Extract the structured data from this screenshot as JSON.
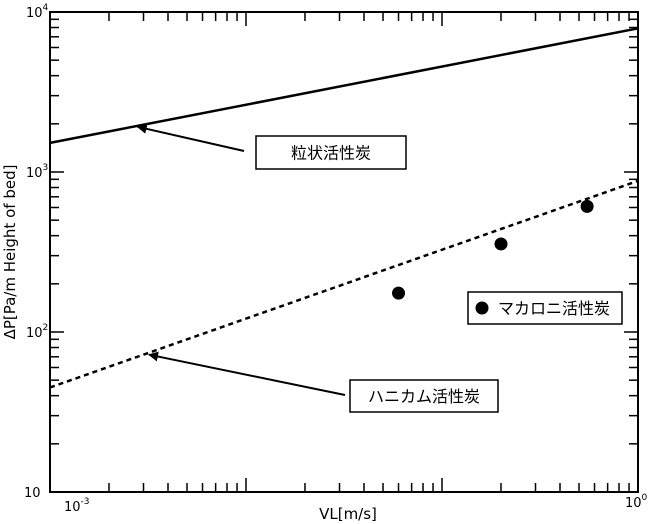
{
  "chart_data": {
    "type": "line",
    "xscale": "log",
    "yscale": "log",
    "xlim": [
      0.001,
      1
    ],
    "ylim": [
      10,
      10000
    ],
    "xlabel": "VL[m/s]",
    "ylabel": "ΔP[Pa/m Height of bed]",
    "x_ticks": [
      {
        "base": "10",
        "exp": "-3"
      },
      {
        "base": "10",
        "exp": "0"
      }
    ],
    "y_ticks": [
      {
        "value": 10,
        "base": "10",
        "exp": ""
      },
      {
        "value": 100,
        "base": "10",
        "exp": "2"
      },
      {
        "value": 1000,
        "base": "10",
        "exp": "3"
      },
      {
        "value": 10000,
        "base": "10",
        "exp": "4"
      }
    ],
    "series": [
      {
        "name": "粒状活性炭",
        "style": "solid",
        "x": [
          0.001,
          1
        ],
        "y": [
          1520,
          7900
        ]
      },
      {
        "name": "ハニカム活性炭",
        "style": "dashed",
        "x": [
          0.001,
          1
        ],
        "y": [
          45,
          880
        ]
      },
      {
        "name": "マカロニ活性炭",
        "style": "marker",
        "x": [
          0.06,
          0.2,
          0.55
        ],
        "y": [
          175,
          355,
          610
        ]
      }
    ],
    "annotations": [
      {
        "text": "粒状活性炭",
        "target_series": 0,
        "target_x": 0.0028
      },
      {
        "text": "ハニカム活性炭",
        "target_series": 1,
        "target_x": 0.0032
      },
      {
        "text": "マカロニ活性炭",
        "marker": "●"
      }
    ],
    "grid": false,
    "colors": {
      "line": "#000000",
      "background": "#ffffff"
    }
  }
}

---

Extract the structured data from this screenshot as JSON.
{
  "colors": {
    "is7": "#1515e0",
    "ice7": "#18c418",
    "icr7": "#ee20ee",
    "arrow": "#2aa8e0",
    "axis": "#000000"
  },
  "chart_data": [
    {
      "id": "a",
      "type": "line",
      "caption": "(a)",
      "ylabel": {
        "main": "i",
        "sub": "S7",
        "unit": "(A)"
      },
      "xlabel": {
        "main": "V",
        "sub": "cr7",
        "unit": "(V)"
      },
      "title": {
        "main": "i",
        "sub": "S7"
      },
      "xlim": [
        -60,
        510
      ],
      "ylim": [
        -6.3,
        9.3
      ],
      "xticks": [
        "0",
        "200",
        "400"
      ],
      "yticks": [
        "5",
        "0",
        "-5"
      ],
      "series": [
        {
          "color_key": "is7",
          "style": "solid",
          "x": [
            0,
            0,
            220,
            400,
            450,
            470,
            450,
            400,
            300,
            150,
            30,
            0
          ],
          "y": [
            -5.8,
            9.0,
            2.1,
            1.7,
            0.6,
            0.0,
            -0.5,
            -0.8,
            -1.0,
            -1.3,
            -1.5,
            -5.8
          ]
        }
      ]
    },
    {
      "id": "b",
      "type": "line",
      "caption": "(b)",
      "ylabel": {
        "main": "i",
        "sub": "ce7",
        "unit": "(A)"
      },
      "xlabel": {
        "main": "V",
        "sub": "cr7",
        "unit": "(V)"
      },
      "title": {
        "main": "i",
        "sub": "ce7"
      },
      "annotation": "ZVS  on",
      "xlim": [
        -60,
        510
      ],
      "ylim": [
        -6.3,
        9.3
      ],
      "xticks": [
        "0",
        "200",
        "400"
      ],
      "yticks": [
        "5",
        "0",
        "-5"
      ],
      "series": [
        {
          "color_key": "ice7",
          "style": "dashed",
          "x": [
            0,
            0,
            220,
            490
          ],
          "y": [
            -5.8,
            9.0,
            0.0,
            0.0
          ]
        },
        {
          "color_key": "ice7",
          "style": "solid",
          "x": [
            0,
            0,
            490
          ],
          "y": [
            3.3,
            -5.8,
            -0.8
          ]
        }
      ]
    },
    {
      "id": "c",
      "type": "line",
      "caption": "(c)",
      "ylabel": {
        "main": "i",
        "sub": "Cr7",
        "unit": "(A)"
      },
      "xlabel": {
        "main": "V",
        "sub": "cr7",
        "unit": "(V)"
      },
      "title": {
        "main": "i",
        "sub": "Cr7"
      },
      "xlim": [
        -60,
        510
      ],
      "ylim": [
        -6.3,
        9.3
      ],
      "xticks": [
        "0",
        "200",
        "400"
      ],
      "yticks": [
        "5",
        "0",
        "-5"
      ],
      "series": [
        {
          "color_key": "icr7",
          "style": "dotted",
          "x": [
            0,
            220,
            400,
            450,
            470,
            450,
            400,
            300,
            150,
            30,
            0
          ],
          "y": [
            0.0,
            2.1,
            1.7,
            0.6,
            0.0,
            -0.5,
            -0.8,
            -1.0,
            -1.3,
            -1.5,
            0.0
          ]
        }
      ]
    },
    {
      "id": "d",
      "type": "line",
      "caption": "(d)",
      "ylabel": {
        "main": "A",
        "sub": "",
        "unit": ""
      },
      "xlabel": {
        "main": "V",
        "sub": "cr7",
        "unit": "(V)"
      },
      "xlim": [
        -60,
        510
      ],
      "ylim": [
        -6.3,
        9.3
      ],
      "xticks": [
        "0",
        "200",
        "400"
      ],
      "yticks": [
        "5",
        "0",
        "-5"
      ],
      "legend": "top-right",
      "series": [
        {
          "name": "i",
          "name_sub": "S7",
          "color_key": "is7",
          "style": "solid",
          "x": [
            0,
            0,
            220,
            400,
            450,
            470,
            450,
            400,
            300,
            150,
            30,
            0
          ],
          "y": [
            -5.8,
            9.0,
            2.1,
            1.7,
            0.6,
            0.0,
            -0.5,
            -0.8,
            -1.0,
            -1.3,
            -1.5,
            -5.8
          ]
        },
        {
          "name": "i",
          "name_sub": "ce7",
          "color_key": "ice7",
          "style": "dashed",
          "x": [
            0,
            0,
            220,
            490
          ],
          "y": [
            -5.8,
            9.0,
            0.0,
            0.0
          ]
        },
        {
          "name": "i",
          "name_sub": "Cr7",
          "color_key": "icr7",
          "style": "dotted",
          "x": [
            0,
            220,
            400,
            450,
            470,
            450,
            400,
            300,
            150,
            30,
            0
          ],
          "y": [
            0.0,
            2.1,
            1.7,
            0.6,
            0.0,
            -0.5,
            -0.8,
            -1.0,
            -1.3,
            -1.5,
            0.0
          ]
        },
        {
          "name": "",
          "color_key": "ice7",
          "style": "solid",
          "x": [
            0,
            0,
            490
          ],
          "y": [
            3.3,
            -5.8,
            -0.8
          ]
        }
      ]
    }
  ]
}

### Task objective
Which lines contain "value"? Copy each of them.

### Task response
        "value": 10,
        "value": 100,
        "value": 1000,
        "value": 10000,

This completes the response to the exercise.